◆ Work to do ◆
Using the listing below, copy every line that mentions "如图所示".

===

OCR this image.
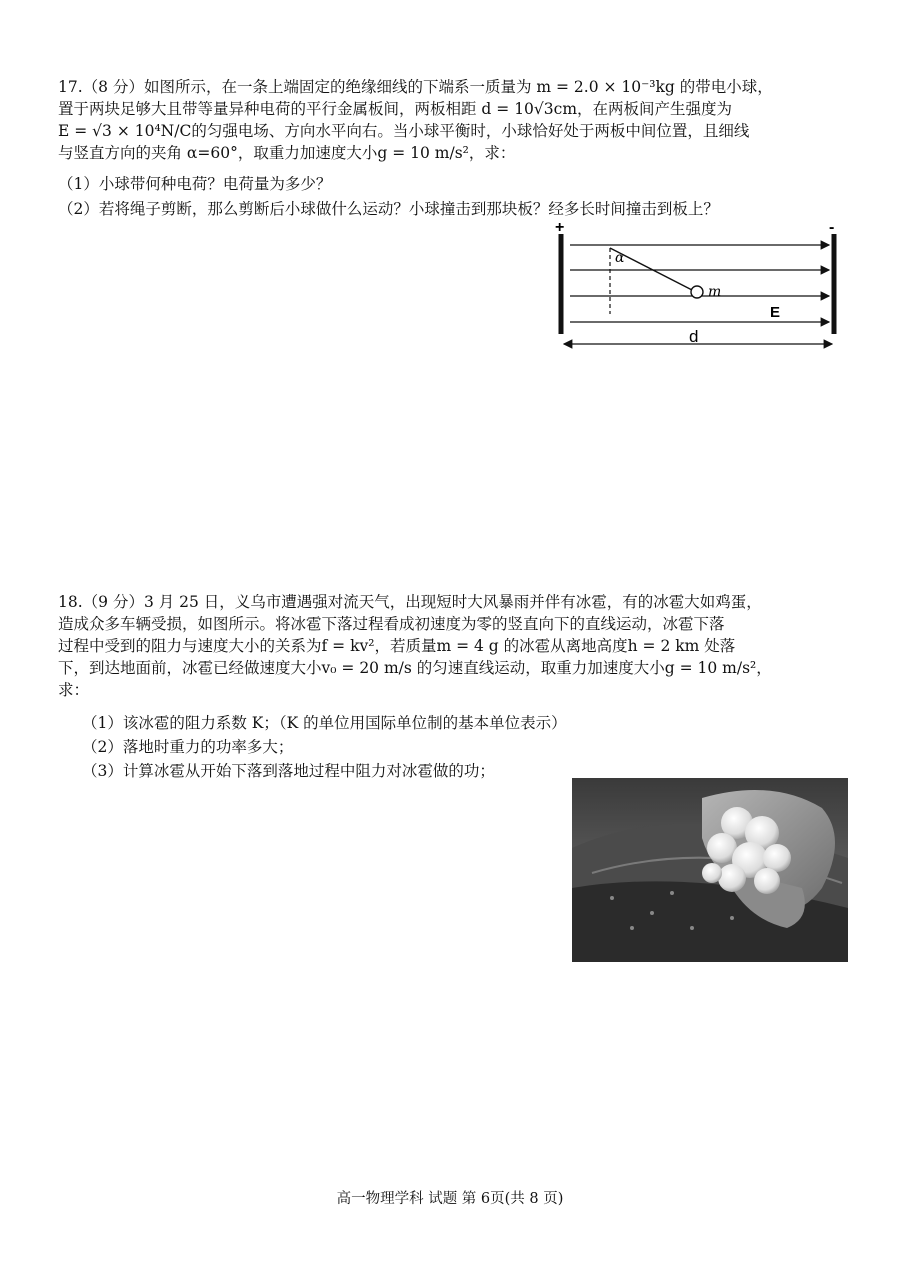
17.（8 分）如图所示，在一条上端固定的绝缘细线的下端系一质量为 m = 2.0 × 10⁻³kg 的带电小球，
置于两块足够大且带等量异种电荷的平行金属板间，两板相距 d = 10√3cm，在两板间产生强度为
E = √3 × 10⁴N/C的匀强电场、方向水平向右。当小球平衡时，小球恰好处于两板中间位置，且细线
与竖直方向的夹角 α=60°，取重力加速度大小g = 10 m/s²，求：
（1）小球带何种电荷？电荷量为多少？
（2）若将绳子剪断，那么剪断后小球做什么运动？小球撞击到那块板？经多长时间撞击到板上？
+	-
α
m
E
d
18.（9 分）3 月 25 日，义乌市遭遇强对流天气，出现短时大风暴雨并伴有冰雹，有的冰雹大如鸡蛋，
造成众多车辆受损，如图所示。将冰雹下落过程看成初速度为零的竖直向下的直线运动，冰雹下落
过程中受到的阻力与速度大小的关系为f = kv²，若质量m = 4 g 的冰雹从离地高度h = 2 km 处落
下，到达地面前，冰雹已经做速度大小v₀ = 20 m/s 的匀速直线运动，取重力加速度大小g = 10 m/s²，
求：
（1）该冰雹的阻力系数 K；（K 的单位用国际单位制的基本单位表示）
（2）落地时重力的功率多大；
（3）计算冰雹从开始下落到落地过程中阻力对冰雹做的功；
高一物理学科 试题 第 6页(共 8 页)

===

◆ Output ◆
17.（8 分）如图所示，在一条上端固定的绝缘细线的下端系一质量为 m = 2.0 × 10⁻³kg 的带电小球，
造成众多车辆受损，如图所示。将冰雹下落过程看成初速度为零的竖直向下的直线运动，冰雹下落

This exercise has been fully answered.